### EXERCISE REQUIREMENTS:
Quote the records word for word from their first line through the line containing "- line-text: interosseux.", including both of those lines.

--- Start ---

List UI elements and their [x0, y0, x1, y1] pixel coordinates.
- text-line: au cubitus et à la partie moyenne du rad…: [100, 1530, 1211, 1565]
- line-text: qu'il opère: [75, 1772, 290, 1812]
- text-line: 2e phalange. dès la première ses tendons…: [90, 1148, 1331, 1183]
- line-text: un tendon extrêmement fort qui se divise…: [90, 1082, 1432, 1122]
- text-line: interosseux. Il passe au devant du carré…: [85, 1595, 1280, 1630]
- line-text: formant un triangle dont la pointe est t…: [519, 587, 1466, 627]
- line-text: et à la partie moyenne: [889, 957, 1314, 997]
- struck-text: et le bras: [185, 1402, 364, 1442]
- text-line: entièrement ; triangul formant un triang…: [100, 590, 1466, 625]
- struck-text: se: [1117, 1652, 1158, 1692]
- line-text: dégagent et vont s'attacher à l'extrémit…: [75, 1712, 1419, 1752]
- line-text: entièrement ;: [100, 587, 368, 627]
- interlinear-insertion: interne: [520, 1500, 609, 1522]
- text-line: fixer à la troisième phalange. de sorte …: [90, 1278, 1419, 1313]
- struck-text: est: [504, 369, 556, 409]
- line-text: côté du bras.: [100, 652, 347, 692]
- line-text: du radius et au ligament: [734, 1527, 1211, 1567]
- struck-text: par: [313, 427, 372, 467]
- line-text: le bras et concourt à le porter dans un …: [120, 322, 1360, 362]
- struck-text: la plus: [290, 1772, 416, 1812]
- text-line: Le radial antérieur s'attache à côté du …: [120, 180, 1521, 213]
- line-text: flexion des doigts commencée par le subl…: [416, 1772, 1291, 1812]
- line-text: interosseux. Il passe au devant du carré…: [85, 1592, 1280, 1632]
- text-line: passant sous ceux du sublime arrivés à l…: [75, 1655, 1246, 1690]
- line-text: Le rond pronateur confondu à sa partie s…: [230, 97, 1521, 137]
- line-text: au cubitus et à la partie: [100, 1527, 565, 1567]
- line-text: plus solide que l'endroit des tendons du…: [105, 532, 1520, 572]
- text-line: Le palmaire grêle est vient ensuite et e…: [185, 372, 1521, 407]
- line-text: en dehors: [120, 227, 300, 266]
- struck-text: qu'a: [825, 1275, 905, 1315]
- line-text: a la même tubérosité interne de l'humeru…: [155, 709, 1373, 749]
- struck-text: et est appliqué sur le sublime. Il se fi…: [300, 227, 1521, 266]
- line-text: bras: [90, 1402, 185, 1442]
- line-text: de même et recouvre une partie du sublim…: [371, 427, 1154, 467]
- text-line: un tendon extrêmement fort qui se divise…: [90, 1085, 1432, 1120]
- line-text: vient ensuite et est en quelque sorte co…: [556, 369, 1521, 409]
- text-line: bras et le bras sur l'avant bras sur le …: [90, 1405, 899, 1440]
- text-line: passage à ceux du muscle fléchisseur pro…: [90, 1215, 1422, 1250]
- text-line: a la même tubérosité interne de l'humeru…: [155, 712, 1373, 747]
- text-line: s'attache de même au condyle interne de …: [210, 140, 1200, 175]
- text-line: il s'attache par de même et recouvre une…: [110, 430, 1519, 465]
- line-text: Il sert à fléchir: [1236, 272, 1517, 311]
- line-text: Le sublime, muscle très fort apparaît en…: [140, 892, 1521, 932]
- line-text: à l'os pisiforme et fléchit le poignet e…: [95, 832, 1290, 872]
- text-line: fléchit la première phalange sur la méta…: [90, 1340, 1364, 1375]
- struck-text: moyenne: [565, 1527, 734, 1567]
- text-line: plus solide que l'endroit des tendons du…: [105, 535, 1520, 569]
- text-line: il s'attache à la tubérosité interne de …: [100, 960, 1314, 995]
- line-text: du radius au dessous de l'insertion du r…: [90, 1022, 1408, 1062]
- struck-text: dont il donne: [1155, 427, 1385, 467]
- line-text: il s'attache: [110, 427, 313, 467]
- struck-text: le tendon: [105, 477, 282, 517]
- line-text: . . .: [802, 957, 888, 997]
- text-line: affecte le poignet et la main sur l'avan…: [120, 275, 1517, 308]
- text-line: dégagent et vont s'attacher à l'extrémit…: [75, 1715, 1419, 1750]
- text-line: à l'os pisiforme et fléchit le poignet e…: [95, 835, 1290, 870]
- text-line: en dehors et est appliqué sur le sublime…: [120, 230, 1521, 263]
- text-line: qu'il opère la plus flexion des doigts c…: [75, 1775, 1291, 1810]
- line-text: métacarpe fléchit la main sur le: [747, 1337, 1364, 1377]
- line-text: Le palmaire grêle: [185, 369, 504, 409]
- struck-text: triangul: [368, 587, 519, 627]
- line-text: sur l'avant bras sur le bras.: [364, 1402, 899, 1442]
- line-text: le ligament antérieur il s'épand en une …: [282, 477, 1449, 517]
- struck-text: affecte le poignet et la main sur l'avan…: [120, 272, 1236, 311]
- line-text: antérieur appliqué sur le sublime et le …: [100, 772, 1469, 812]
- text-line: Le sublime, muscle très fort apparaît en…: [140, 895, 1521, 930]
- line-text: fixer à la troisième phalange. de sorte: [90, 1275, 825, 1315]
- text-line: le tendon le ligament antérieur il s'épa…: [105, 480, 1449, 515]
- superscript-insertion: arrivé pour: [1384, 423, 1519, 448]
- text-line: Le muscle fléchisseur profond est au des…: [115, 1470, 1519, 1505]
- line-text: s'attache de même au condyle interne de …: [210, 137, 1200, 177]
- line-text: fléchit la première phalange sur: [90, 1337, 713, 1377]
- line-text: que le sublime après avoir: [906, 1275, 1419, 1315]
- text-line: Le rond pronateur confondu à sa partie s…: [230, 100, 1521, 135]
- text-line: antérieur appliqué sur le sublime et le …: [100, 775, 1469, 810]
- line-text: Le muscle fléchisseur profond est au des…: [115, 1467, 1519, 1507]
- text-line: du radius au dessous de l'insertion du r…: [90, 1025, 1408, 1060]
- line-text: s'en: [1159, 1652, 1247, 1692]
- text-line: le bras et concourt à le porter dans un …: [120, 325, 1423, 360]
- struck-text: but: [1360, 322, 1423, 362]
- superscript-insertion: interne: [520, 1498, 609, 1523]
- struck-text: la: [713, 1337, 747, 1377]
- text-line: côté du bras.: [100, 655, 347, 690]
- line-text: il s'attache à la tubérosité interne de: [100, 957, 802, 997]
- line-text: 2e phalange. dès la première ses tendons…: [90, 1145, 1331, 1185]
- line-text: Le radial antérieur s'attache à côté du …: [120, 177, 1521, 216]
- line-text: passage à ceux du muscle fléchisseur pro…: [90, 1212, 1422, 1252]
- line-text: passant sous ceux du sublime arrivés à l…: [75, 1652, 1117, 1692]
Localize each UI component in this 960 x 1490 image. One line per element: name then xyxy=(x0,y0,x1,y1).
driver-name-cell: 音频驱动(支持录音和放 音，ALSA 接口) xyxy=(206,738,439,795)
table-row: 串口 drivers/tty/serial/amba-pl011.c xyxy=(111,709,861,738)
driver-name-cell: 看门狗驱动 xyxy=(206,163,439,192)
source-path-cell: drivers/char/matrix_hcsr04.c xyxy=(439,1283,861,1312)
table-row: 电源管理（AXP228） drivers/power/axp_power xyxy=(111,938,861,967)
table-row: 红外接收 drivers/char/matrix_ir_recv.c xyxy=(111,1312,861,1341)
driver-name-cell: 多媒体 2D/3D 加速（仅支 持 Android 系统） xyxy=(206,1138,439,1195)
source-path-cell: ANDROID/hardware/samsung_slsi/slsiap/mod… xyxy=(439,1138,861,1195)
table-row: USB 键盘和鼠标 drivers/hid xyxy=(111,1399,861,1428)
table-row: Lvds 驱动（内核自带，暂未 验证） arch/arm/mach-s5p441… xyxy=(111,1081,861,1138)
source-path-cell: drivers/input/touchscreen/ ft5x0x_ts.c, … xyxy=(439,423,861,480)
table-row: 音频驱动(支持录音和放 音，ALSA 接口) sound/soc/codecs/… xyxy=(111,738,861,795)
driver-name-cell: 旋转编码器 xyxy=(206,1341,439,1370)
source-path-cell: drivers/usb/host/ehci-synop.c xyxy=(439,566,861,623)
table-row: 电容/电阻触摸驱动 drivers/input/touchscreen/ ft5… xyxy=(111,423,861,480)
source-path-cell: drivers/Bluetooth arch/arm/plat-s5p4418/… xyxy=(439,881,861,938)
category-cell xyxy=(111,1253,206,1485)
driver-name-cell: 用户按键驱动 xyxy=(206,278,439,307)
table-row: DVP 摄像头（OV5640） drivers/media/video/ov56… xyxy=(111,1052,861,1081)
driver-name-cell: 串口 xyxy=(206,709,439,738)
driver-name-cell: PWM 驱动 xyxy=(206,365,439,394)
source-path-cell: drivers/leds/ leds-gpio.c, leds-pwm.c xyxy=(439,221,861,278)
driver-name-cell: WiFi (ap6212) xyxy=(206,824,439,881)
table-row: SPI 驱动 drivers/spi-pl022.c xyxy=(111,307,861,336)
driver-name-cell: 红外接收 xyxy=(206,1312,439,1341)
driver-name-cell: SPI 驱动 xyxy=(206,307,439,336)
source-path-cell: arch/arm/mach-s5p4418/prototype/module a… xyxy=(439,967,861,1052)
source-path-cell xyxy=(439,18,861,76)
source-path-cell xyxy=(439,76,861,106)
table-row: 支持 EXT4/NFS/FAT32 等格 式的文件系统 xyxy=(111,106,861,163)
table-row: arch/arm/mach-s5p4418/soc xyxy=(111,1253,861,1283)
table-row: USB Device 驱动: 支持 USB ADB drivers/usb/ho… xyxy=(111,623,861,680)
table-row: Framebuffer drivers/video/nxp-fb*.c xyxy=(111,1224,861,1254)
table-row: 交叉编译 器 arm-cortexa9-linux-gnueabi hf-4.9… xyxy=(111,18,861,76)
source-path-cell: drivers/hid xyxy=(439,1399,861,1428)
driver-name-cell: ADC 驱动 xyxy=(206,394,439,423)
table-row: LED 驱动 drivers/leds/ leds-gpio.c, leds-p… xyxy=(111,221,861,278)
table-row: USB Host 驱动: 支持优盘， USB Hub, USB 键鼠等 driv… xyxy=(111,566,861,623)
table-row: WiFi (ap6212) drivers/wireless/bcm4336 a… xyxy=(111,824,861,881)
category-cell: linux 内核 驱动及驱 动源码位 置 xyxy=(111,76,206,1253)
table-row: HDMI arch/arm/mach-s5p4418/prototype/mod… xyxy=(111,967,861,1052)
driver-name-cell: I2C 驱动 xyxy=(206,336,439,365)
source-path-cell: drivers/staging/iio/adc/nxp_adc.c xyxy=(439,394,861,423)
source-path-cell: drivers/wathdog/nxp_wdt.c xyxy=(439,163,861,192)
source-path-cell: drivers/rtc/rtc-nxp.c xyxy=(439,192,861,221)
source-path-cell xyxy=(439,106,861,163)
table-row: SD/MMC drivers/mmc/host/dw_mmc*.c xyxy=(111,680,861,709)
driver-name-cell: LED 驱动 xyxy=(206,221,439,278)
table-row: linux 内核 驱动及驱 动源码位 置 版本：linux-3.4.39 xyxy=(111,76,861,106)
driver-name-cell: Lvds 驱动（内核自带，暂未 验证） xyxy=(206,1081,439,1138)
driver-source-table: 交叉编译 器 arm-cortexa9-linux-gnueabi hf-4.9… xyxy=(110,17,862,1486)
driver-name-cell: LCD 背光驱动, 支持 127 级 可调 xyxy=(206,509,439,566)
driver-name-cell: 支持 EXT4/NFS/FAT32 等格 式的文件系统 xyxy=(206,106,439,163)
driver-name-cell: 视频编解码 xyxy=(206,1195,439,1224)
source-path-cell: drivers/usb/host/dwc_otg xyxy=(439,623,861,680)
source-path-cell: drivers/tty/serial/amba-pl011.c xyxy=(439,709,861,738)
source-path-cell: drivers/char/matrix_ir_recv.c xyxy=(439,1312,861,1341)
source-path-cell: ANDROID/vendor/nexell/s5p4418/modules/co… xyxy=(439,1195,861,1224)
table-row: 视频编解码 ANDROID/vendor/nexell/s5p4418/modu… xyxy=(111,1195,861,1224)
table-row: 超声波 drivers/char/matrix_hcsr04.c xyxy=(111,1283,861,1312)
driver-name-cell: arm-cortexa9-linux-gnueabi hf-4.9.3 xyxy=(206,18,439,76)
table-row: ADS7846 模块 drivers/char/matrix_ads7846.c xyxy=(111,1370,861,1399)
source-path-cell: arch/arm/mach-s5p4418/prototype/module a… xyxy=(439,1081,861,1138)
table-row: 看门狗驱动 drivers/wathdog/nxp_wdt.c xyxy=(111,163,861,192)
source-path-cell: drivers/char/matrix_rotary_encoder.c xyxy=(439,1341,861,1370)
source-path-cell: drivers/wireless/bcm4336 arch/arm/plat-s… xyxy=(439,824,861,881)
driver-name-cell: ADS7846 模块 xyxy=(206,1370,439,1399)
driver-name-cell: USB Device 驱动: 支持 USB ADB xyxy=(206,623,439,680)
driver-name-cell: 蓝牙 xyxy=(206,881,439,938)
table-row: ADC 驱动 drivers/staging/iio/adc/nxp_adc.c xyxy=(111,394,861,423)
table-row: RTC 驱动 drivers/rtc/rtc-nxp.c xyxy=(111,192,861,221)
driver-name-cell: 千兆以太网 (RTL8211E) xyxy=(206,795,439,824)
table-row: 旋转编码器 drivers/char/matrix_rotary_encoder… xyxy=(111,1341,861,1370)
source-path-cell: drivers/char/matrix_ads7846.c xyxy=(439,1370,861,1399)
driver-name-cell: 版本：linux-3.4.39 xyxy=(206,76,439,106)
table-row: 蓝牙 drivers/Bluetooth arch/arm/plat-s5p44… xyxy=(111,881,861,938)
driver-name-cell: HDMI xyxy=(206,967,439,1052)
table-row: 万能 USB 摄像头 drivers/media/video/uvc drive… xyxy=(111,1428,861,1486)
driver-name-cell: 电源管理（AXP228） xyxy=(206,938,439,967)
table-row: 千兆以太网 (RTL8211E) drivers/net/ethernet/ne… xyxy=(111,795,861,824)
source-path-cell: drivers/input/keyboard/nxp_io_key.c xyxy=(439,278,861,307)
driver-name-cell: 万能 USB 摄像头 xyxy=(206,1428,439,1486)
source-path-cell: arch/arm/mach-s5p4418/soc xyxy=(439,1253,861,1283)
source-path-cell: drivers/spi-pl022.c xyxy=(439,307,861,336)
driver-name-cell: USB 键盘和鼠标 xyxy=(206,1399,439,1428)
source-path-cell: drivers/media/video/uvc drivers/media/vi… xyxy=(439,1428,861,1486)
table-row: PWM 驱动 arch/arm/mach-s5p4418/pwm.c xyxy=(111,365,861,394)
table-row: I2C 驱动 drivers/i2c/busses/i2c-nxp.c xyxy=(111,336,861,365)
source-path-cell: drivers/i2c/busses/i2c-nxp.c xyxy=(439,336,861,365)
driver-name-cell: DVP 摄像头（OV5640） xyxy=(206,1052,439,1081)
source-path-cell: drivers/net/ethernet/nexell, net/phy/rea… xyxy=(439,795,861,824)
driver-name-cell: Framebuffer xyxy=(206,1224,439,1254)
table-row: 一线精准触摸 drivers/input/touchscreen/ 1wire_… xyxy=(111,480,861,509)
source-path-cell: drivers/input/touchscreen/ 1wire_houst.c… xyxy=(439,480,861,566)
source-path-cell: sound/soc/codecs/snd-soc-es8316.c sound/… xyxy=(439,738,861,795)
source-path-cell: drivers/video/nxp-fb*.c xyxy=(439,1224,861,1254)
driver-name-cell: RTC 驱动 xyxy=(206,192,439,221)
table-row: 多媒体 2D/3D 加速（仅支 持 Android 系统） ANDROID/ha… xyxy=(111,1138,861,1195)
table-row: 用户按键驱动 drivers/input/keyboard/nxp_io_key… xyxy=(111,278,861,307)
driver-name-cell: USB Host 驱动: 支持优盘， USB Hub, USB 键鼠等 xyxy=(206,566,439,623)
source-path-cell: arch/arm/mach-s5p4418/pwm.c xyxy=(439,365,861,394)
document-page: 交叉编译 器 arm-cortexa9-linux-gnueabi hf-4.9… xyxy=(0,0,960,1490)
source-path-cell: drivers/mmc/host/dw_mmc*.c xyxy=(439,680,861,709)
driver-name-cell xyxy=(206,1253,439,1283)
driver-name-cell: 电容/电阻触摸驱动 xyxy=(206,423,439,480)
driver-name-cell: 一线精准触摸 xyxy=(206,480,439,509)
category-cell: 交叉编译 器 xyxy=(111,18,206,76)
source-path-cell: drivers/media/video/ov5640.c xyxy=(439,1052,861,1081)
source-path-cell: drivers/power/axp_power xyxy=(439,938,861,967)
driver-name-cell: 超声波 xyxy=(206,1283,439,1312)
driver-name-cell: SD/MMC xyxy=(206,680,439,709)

--- End ---

### WRITTEN SOLUTION:
List UI elements and their [x0, y0, x1, y1] pixel coordinates.
- text-line: au cubitus et à la partie moyenne du rad…: [100, 1530, 1211, 1565]
- line-text: qu'il opère: [75, 1772, 290, 1812]
- text-line: 2e phalange. dès la première ses tendons…: [90, 1148, 1331, 1183]
- line-text: un tendon extrêmement fort qui se divise…: [90, 1082, 1432, 1122]
- text-line: interosseux. Il passe au devant du carré…: [85, 1595, 1280, 1630]
- line-text: formant un triangle dont la pointe est t…: [519, 587, 1466, 627]
- line-text: et à la partie moyenne: [889, 957, 1314, 997]
- struck-text: et le bras: [185, 1402, 364, 1442]
- text-line: entièrement ; triangul formant un triang…: [100, 590, 1466, 625]
- struck-text: se: [1117, 1652, 1158, 1692]
- line-text: dégagent et vont s'attacher à l'extrémit…: [75, 1712, 1419, 1752]
- line-text: entièrement ;: [100, 587, 368, 627]
- interlinear-insertion: interne: [520, 1500, 609, 1522]
- text-line: fixer à la troisième phalange. de sorte …: [90, 1278, 1419, 1313]
- struck-text: est: [504, 369, 556, 409]
- line-text: côté du bras.: [100, 652, 347, 692]
- line-text: du radius et au ligament: [734, 1527, 1211, 1567]
- struck-text: par: [313, 427, 372, 467]
- line-text: le bras et concourt à le porter dans un …: [120, 322, 1360, 362]
- struck-text: la plus: [290, 1772, 416, 1812]
- text-line: Le radial antérieur s'attache à côté du …: [120, 180, 1521, 213]
- line-text: flexion des doigts commencée par le subl…: [416, 1772, 1291, 1812]
- line-text: interosseux. Il passe au devant du carré…: [85, 1592, 1280, 1632]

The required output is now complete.